» **WRITTEN REQUEST**
Identify the lines that contain the string "пользуясь", then copy each of them.
━━ DATASET RECORDS ━━
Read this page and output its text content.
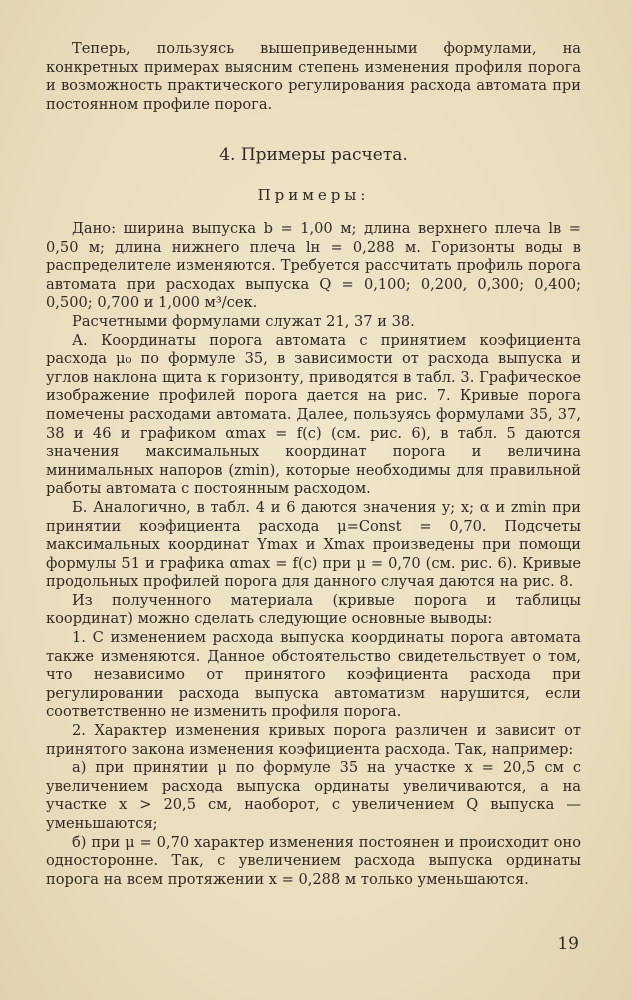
Теперь, пользуясь вышеприведенными формулами, на конкретных примерах выясним степень изменения профиля порога и возможность практического регулирования расхода автомата при постоянном профиле порога.

4. Примеры расчета.

Примеры:

Дано: ширина выпуска b = 1,00 м; длина верхнего плеча lв = 0,50 м; длина нижнего плеча lн = 0,288 м. Горизонты воды в распределителе изменяются. Требуется рассчитать профиль порога автомата при расходах выпуска Q = 0,100; 0,200, 0,300; 0,400; 0,500; 0,700 и 1,000 м³/сек.

Расчетными формулами служат 21, 37 и 38.

А. Координаты порога автомата с принятием коэфициента расхода μ₀ по формуле 35, в зависимости от расхода выпуска и углов наклона щита к горизонту, приводятся в табл. 3. Графическое изображение профилей порога дается на рис. 7. Кривые порога помечены расходами автомата. Далее, пользуясь формулами 35, 37, 38 и 46 и графиком αmax = f(c) (см. рис. 6), в табл. 5 даются значения максимальных координат порога и величина минимальных напоров (zmin), которые необходимы для правильной работы автомата с постоянным расходом.

Б. Аналогично, в табл. 4 и 6 даются значения y; x; α и zmin при принятии коэфициента расхода μ=Const = 0,70. Подсчеты максимальных координат Ymax и Xmax произведены при помощи формулы 51 и графика αmax = f(c) при μ = 0,70 (см. рис. 6). Кривые продольных профилей порога для данного случая даются на рис. 8.

Из полученного материала (кривые порога и таблицы координат) можно сделать следующие основные выводы:

1. С изменением расхода выпуска координаты порога автомата также изменяются. Данное обстоятельство свидетельствует о том, что независимо от принятого коэфициента расхода при регулировании расхода выпуска автоматизм нарушится, если соответственно не изменить профиля порога.

2. Характер изменения кривых порога различен и зависит от принятого закона изменения коэфициента расхода. Так, например:

а) при принятии μ по формуле 35 на участке x = 20,5 см с увеличением расхода выпуска ординаты увеличиваются, а на участке x > 20,5 см, наоборот, с увеличением Q выпуска — уменьшаются;

б) при μ = 0,70 характер изменения постоянен и происходит оно односторонне. Так, с увеличением расхода выпуска ординаты порога на всем протяжении x = 0,288 м только уменьшаются.

19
━━━
» **RESPONSE BELOW**
Теперь, пользуясь вышеприведенными формулами, на конкретных примерах выясним степень изменения профиля порога и возможность практического регулирования расхода автомата при постоянном профиле порога.
А. Координаты порога автомата с принятием коэфициента расхода μ₀ по формуле 35, в зависимости от расхода выпуска и углов наклона щита к горизонту, приводятся в табл. 3. Графическое изображение профилей порога дается на рис. 7. Кривые порога помечены расходами автомата. Далее, пользуясь формулами 35, 37, 38 и 46 и графиком αmax = f(c) (см. рис. 6), в табл. 5 даются значения максимальных координат порога и величина минимальных напоров (zmin), которые необходимы для правильной работы автомата с постоянным расходом.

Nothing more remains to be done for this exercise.